── Source material ──

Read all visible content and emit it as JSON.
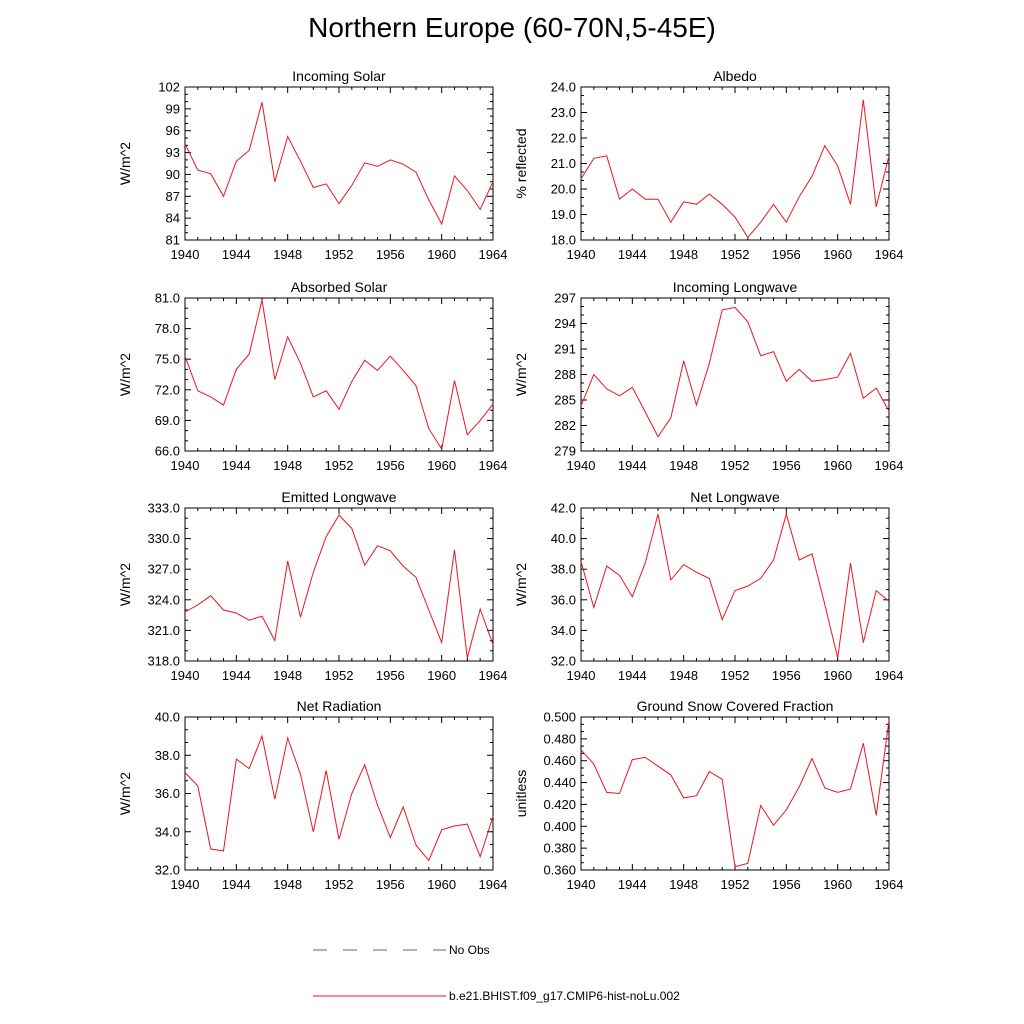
{
  "title": "Northern Europe (60-70N,5-45E)",
  "colors": {
    "model": "#e8161e",
    "obs": "#5a5ad2",
    "axis": "#000000"
  },
  "legend": {
    "obs_label": "No Obs",
    "model_label": "b.e21.BHIST.f09_g17.CMIP6-hist-noLu.002"
  },
  "chart_data": [
    {
      "type": "line",
      "title": "Incoming Solar",
      "ylabel": "W/m^2",
      "xlim": [
        1940,
        1964
      ],
      "ylim": [
        81,
        102
      ],
      "xticks": [
        "1940",
        "1944",
        "1948",
        "1952",
        "1956",
        "1960",
        "1964"
      ],
      "yticks": [
        "81",
        "84",
        "87",
        "90",
        "93",
        "96",
        "99",
        "102"
      ],
      "grid": false,
      "series": [
        {
          "x": [
            1940,
            1941,
            1942,
            1943,
            1944,
            1945,
            1946,
            1947,
            1948,
            1949,
            1950,
            1951,
            1952,
            1953,
            1954,
            1955,
            1956,
            1957,
            1958,
            1959,
            1960,
            1961,
            1962,
            1963,
            1964
          ],
          "y": [
            94.2,
            90.6,
            90.1,
            87.0,
            91.8,
            93.3,
            99.9,
            89.0,
            95.2,
            91.8,
            88.2,
            88.7,
            86.0,
            88.5,
            91.6,
            91.1,
            92.0,
            91.4,
            90.3,
            86.5,
            83.2,
            89.8,
            87.8,
            85.2,
            89.0
          ]
        }
      ]
    },
    {
      "type": "line",
      "title": "Albedo",
      "ylabel": "% reflected",
      "xlim": [
        1940,
        1964
      ],
      "ylim": [
        18.0,
        24.0
      ],
      "xticks": [
        "1940",
        "1944",
        "1948",
        "1952",
        "1956",
        "1960",
        "1964"
      ],
      "yticks": [
        "18.0",
        "19.0",
        "20.0",
        "21.0",
        "22.0",
        "23.0",
        "24.0"
      ],
      "grid": false,
      "series": [
        {
          "x": [
            1940,
            1941,
            1942,
            1943,
            1944,
            1945,
            1946,
            1947,
            1948,
            1949,
            1950,
            1951,
            1952,
            1953,
            1954,
            1955,
            1956,
            1957,
            1958,
            1959,
            1960,
            1961,
            1962,
            1963,
            1964
          ],
          "y": [
            20.4,
            21.2,
            21.3,
            19.6,
            20.0,
            19.6,
            19.6,
            18.7,
            19.5,
            19.4,
            19.8,
            19.4,
            18.9,
            18.1,
            18.7,
            19.4,
            18.7,
            19.7,
            20.5,
            21.7,
            20.9,
            19.4,
            23.5,
            19.3,
            21.3
          ]
        }
      ]
    },
    {
      "type": "line",
      "title": "Absorbed Solar",
      "ylabel": "W/m^2",
      "xlim": [
        1940,
        1964
      ],
      "ylim": [
        66.0,
        81.0
      ],
      "xticks": [
        "1940",
        "1944",
        "1948",
        "1952",
        "1956",
        "1960",
        "1964"
      ],
      "yticks": [
        "66.0",
        "69.0",
        "72.0",
        "75.0",
        "78.0",
        "81.0"
      ],
      "grid": false,
      "series": [
        {
          "x": [
            1940,
            1941,
            1942,
            1943,
            1944,
            1945,
            1946,
            1947,
            1948,
            1949,
            1950,
            1951,
            1952,
            1953,
            1954,
            1955,
            1956,
            1957,
            1958,
            1959,
            1960,
            1961,
            1962,
            1963,
            1964
          ],
          "y": [
            75.3,
            71.9,
            71.3,
            70.5,
            74.0,
            75.5,
            80.8,
            73.0,
            77.2,
            74.6,
            71.3,
            71.9,
            70.1,
            72.8,
            74.9,
            73.9,
            75.3,
            73.9,
            72.4,
            68.2,
            66.2,
            72.9,
            67.6,
            69.0,
            70.6
          ]
        }
      ]
    },
    {
      "type": "line",
      "title": "Incoming Longwave",
      "ylabel": "W/m^2",
      "xlim": [
        1940,
        1964
      ],
      "ylim": [
        279,
        297
      ],
      "xticks": [
        "1940",
        "1944",
        "1948",
        "1952",
        "1956",
        "1960",
        "1964"
      ],
      "yticks": [
        "279",
        "282",
        "285",
        "288",
        "291",
        "294",
        "297"
      ],
      "grid": false,
      "series": [
        {
          "x": [
            1940,
            1941,
            1942,
            1943,
            1944,
            1945,
            1946,
            1947,
            1948,
            1949,
            1950,
            1951,
            1952,
            1953,
            1954,
            1955,
            1956,
            1957,
            1958,
            1959,
            1960,
            1961,
            1962,
            1963,
            1964
          ],
          "y": [
            284.3,
            288.0,
            286.3,
            285.5,
            286.5,
            283.6,
            280.7,
            282.9,
            289.6,
            284.4,
            289.3,
            295.6,
            295.9,
            294.2,
            290.2,
            290.7,
            287.2,
            288.6,
            287.2,
            287.4,
            287.7,
            290.5,
            285.2,
            286.4,
            283.7
          ]
        }
      ]
    },
    {
      "type": "line",
      "title": "Emitted Longwave",
      "ylabel": "W/m^2",
      "xlim": [
        1940,
        1964
      ],
      "ylim": [
        318.0,
        333.0
      ],
      "xticks": [
        "1940",
        "1944",
        "1948",
        "1952",
        "1956",
        "1960",
        "1964"
      ],
      "yticks": [
        "318.0",
        "321.0",
        "324.0",
        "327.0",
        "330.0",
        "333.0"
      ],
      "grid": false,
      "series": [
        {
          "x": [
            1940,
            1941,
            1942,
            1943,
            1944,
            1945,
            1946,
            1947,
            1948,
            1949,
            1950,
            1951,
            1952,
            1953,
            1954,
            1955,
            1956,
            1957,
            1958,
            1959,
            1960,
            1961,
            1962,
            1963,
            1964
          ],
          "y": [
            322.8,
            323.5,
            324.4,
            323.0,
            322.7,
            322.0,
            322.4,
            320.0,
            327.8,
            322.3,
            326.7,
            330.2,
            332.3,
            331.0,
            327.4,
            329.3,
            328.8,
            327.3,
            326.2,
            323.0,
            319.8,
            328.9,
            318.3,
            323.1,
            319.6
          ]
        }
      ]
    },
    {
      "type": "line",
      "title": "Net Longwave",
      "ylabel": "W/m^2",
      "xlim": [
        1940,
        1964
      ],
      "ylim": [
        32.0,
        42.0
      ],
      "xticks": [
        "1940",
        "1944",
        "1948",
        "1952",
        "1956",
        "1960",
        "1964"
      ],
      "yticks": [
        "32.0",
        "34.0",
        "36.0",
        "38.0",
        "40.0",
        "42.0"
      ],
      "grid": false,
      "series": [
        {
          "x": [
            1940,
            1941,
            1942,
            1943,
            1944,
            1945,
            1946,
            1947,
            1948,
            1949,
            1950,
            1951,
            1952,
            1953,
            1954,
            1955,
            1956,
            1957,
            1958,
            1959,
            1960,
            1961,
            1962,
            1963,
            1964
          ],
          "y": [
            38.5,
            35.5,
            38.2,
            37.6,
            36.2,
            38.4,
            41.6,
            37.3,
            38.3,
            37.8,
            37.4,
            34.7,
            36.6,
            36.9,
            37.4,
            38.6,
            41.6,
            38.6,
            39.0,
            35.7,
            32.2,
            38.4,
            33.2,
            36.6,
            35.9
          ]
        }
      ]
    },
    {
      "type": "line",
      "title": "Net Radiation",
      "ylabel": "W/m^2",
      "xlim": [
        1940,
        1964
      ],
      "ylim": [
        32.0,
        40.0
      ],
      "xticks": [
        "1940",
        "1944",
        "1948",
        "1952",
        "1956",
        "1960",
        "1964"
      ],
      "yticks": [
        "32.0",
        "34.0",
        "36.0",
        "38.0",
        "40.0"
      ],
      "grid": false,
      "series": [
        {
          "x": [
            1940,
            1941,
            1942,
            1943,
            1944,
            1945,
            1946,
            1947,
            1948,
            1949,
            1950,
            1951,
            1952,
            1953,
            1954,
            1955,
            1956,
            1957,
            1958,
            1959,
            1960,
            1961,
            1962,
            1963,
            1964
          ],
          "y": [
            37.1,
            36.4,
            33.1,
            33.0,
            37.8,
            37.3,
            39.0,
            35.7,
            38.9,
            37.0,
            34.0,
            37.2,
            33.6,
            36.0,
            37.5,
            35.4,
            33.7,
            35.3,
            33.3,
            32.5,
            34.1,
            34.3,
            34.4,
            32.7,
            34.8
          ]
        }
      ]
    },
    {
      "type": "line",
      "title": "Ground Snow Covered Fraction",
      "ylabel": "unitless",
      "xlim": [
        1940,
        1964
      ],
      "ylim": [
        0.36,
        0.5
      ],
      "xticks": [
        "1940",
        "1944",
        "1948",
        "1952",
        "1956",
        "1960",
        "1964"
      ],
      "yticks": [
        "0.360",
        "0.380",
        "0.400",
        "0.420",
        "0.440",
        "0.460",
        "0.480",
        "0.500"
      ],
      "grid": false,
      "series": [
        {
          "x": [
            1940,
            1941,
            1942,
            1943,
            1944,
            1945,
            1946,
            1947,
            1948,
            1949,
            1950,
            1951,
            1952,
            1953,
            1954,
            1955,
            1956,
            1957,
            1958,
            1959,
            1960,
            1961,
            1962,
            1963,
            1964
          ],
          "y": [
            0.47,
            0.457,
            0.431,
            0.43,
            0.461,
            0.463,
            0.455,
            0.447,
            0.426,
            0.428,
            0.45,
            0.443,
            0.363,
            0.366,
            0.419,
            0.401,
            0.415,
            0.436,
            0.462,
            0.435,
            0.431,
            0.434,
            0.476,
            0.41,
            0.497
          ]
        }
      ]
    }
  ]
}
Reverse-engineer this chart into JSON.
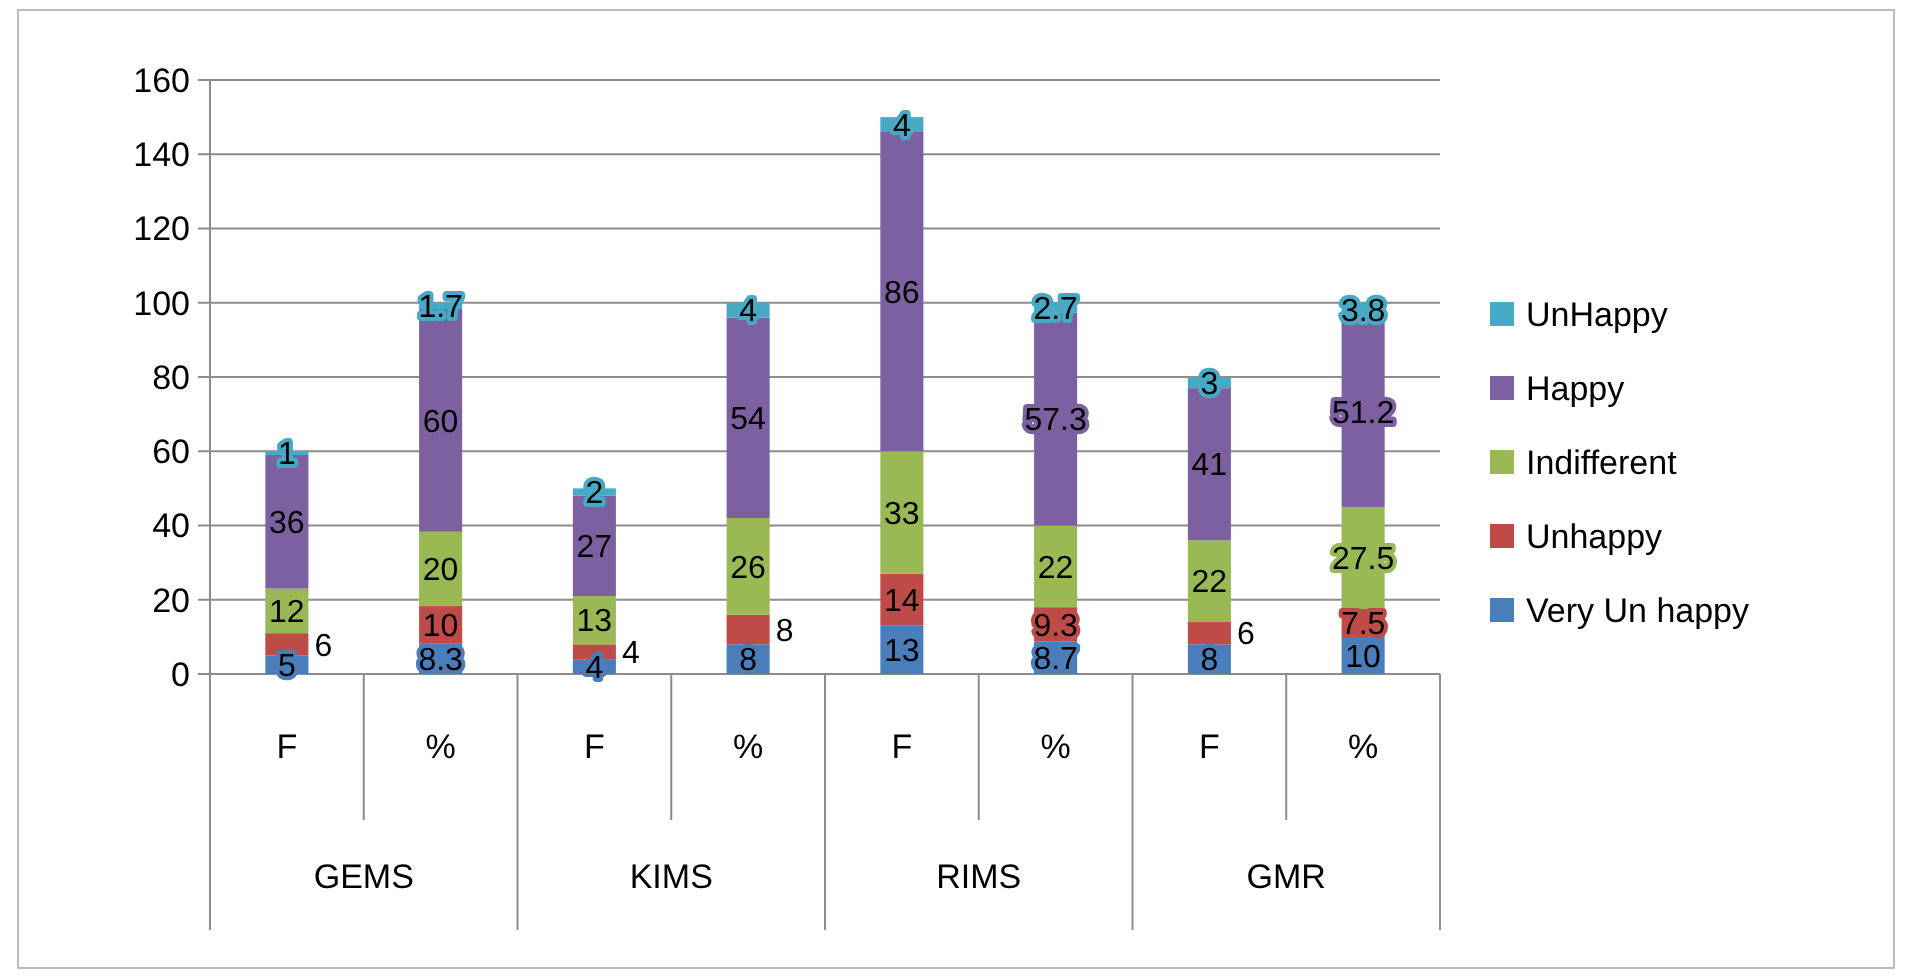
{
  "chart_data": {
    "type": "bar",
    "stacked": true,
    "categories": [
      "F",
      "%",
      "F",
      "%",
      "F",
      "%",
      "F",
      "%"
    ],
    "annotations": [
      "GEMS",
      "KIMS",
      "RIMS",
      "GMR"
    ],
    "series": [
      {
        "name": "Very Un happy",
        "color": "#4a7ebb",
        "values": [
          5,
          8.3,
          4,
          8,
          13,
          8.7,
          8,
          10
        ]
      },
      {
        "name": "Unhappy",
        "color": "#be4b48",
        "values": [
          6,
          10,
          4,
          8,
          14,
          9.3,
          6,
          7.5
        ]
      },
      {
        "name": "Indifferent",
        "color": "#98b954",
        "values": [
          12,
          20,
          13,
          26,
          33,
          22,
          22,
          27.5
        ]
      },
      {
        "name": "Happy",
        "color": "#7d60a0",
        "values": [
          36,
          60,
          27,
          54,
          86,
          57.3,
          41,
          51.2
        ]
      },
      {
        "name": "UnHappy",
        "color": "#46aac5",
        "values": [
          1,
          1.7,
          2,
          4,
          4,
          2.7,
          3,
          3.8
        ]
      }
    ],
    "ylim": [
      0,
      160
    ],
    "yticks": [
      0,
      20,
      40,
      60,
      80,
      100,
      120,
      140,
      160
    ],
    "grid": "y",
    "legend": "right",
    "data_labels": true
  }
}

───

> _Exercise details_:
Count the lines in the records above that contain the word "title", and give only that number.

> _Exercise result_:
9